[Provided material]:

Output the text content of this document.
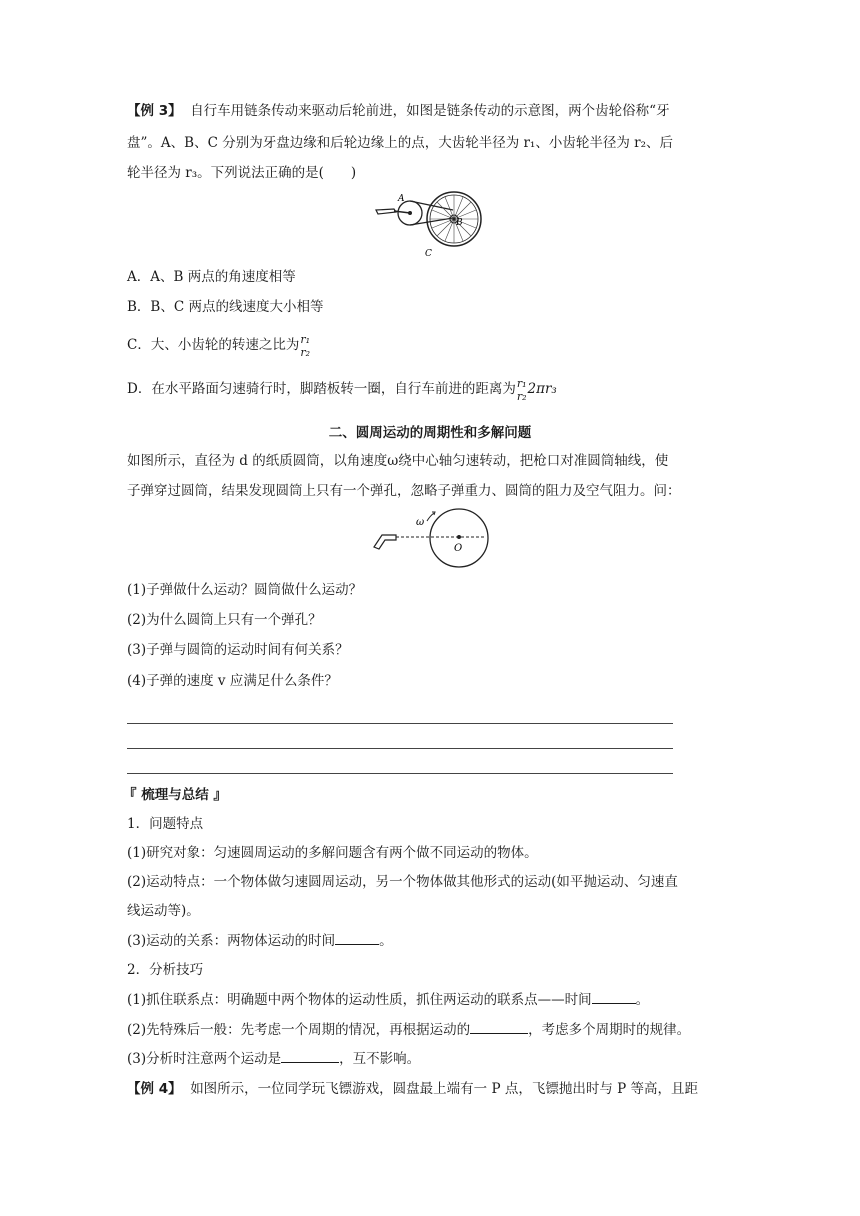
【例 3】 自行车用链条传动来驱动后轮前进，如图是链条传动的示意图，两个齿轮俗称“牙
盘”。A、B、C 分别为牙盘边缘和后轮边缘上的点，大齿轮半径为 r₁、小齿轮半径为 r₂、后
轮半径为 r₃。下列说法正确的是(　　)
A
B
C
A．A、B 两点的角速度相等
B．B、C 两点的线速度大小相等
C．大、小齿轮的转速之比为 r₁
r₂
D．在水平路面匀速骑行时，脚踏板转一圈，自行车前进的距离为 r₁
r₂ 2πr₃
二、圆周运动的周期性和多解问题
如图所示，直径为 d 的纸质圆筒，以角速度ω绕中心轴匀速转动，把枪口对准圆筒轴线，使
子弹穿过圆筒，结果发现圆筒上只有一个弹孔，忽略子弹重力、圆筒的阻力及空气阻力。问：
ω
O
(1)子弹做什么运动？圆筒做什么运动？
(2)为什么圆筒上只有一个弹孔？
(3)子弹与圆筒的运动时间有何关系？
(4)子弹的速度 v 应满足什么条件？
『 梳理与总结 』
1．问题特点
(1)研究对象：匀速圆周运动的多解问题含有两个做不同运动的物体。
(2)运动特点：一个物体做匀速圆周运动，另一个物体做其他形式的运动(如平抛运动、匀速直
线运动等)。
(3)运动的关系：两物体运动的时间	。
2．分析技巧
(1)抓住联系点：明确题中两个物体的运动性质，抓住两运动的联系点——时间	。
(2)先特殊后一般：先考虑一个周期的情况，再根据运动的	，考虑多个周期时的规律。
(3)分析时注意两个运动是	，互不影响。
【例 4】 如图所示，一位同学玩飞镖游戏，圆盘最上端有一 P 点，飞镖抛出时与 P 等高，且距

[Given request]:
Select the lines from the entries that include the word "如图所示".

[Response to this exercise]:
如图所示，直径为 d 的纸质圆筒，以角速度ω绕中心轴匀速转动，把枪口对准圆筒轴线，使
【例 4】 如图所示，一位同学玩飞镖游戏，圆盘最上端有一 P 点，飞镖抛出时与 P 等高，且距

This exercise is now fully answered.